THE TASK:
Copy down every line where the string "ylabel" shows up.

--- START OF RECORDS FOR THE EXERCISE ---

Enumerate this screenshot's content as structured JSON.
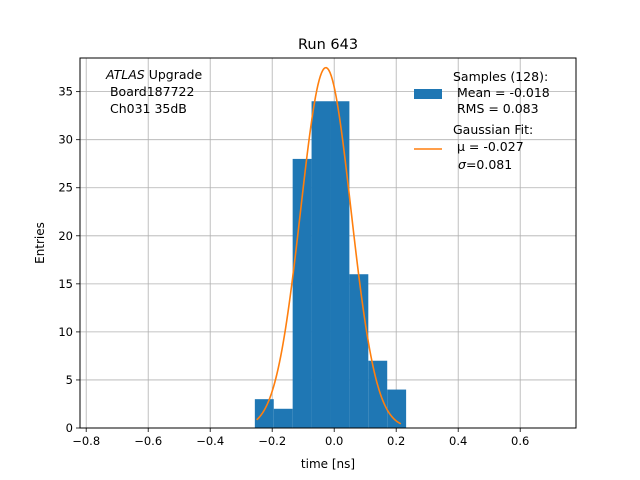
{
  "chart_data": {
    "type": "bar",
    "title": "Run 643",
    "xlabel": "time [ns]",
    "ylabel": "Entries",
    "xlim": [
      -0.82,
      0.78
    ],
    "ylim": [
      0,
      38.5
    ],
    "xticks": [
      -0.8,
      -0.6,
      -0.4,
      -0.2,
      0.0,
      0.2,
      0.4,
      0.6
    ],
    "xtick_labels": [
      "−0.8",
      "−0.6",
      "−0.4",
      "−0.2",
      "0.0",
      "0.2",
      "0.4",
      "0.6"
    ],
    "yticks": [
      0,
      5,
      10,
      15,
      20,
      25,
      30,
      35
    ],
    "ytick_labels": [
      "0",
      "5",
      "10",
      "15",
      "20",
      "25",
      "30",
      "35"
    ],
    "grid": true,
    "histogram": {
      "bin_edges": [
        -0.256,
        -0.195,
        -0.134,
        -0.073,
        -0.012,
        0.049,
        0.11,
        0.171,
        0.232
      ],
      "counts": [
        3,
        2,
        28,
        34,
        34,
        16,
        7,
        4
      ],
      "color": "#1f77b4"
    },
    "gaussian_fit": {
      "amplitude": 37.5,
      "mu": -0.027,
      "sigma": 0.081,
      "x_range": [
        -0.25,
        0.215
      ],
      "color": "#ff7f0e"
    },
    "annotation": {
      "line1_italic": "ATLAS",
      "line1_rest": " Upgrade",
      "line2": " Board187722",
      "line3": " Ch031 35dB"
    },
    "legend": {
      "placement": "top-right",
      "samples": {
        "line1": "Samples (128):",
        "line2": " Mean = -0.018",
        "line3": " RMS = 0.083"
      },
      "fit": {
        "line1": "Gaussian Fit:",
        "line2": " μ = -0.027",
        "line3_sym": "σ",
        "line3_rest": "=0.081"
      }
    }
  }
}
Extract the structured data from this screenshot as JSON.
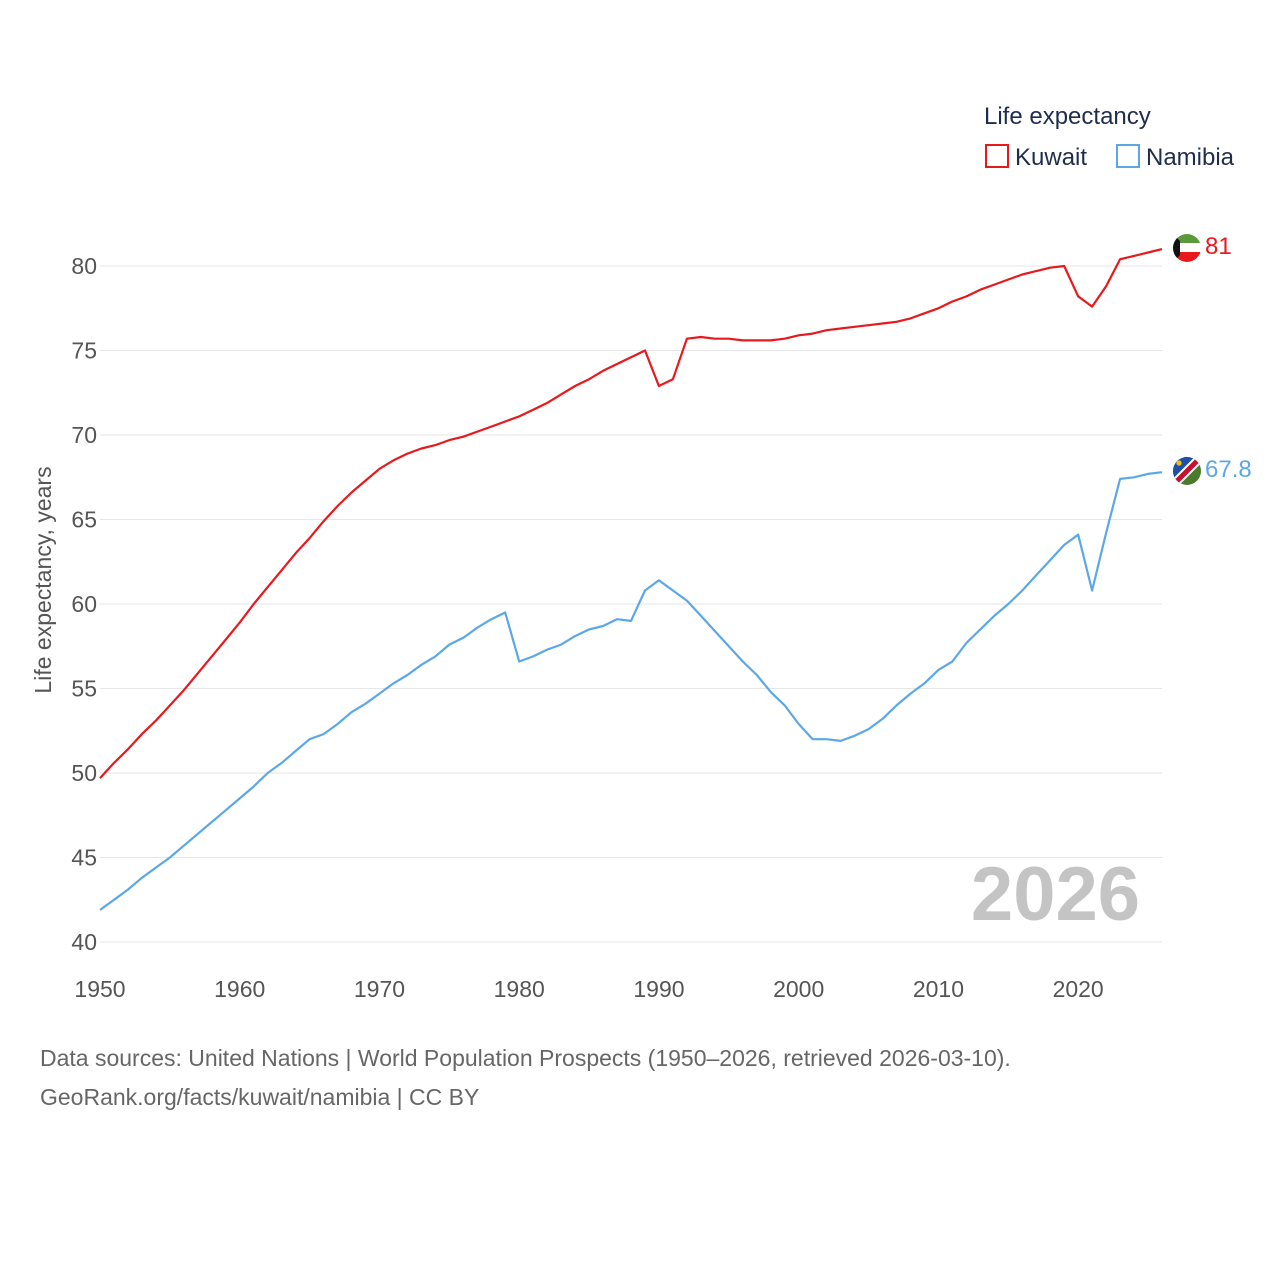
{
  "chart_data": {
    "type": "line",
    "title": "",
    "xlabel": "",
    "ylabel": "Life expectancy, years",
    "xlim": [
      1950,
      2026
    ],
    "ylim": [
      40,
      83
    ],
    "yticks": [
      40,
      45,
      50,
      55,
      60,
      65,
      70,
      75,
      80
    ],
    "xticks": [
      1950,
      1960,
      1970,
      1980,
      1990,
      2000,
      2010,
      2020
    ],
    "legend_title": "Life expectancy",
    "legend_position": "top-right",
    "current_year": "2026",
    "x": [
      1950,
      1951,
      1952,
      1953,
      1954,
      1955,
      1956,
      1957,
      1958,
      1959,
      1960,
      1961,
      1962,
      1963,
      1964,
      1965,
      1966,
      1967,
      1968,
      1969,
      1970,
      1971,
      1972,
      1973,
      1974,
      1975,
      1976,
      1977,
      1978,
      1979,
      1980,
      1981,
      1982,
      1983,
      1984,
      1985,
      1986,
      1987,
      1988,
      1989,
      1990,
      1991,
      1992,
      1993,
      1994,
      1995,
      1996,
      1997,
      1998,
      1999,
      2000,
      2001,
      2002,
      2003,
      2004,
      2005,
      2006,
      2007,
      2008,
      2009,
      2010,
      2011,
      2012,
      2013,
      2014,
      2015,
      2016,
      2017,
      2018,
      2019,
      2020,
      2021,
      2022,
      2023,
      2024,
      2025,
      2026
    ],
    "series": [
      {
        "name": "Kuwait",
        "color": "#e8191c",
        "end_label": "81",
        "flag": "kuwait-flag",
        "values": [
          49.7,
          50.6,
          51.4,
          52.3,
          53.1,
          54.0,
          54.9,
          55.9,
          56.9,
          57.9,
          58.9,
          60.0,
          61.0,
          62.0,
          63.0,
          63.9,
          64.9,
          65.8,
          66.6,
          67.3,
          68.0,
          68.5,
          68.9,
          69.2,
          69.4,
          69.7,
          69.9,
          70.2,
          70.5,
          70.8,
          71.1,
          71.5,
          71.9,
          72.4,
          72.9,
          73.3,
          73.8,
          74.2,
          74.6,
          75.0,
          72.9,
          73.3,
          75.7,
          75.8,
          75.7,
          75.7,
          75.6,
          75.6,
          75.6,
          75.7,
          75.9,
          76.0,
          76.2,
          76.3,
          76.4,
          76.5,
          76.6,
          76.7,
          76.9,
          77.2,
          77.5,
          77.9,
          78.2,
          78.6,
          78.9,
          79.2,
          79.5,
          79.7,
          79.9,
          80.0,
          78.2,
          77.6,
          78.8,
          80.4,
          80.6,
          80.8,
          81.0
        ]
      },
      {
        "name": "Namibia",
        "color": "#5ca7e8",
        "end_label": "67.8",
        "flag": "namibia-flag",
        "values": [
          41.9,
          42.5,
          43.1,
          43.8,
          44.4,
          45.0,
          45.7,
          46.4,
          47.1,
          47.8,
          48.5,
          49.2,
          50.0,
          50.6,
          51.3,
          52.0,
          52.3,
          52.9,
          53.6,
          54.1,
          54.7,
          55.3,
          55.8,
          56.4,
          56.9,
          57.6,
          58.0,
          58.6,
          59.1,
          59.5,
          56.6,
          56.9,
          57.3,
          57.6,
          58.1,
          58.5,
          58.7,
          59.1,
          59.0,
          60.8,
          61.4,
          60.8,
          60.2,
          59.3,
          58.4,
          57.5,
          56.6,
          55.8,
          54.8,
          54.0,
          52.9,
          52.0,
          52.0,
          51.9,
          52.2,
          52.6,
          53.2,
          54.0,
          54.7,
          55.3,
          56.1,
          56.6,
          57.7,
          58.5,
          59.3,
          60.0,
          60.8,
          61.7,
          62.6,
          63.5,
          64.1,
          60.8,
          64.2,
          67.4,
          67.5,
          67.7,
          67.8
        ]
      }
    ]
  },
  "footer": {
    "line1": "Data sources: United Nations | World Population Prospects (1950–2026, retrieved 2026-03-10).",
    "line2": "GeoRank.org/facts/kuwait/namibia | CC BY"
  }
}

--- END OF RECORDS FOR THE EXERCISE ---

REPLY:
    "ylabel": "Entries",
    "ylabel": "Life expectancy, years",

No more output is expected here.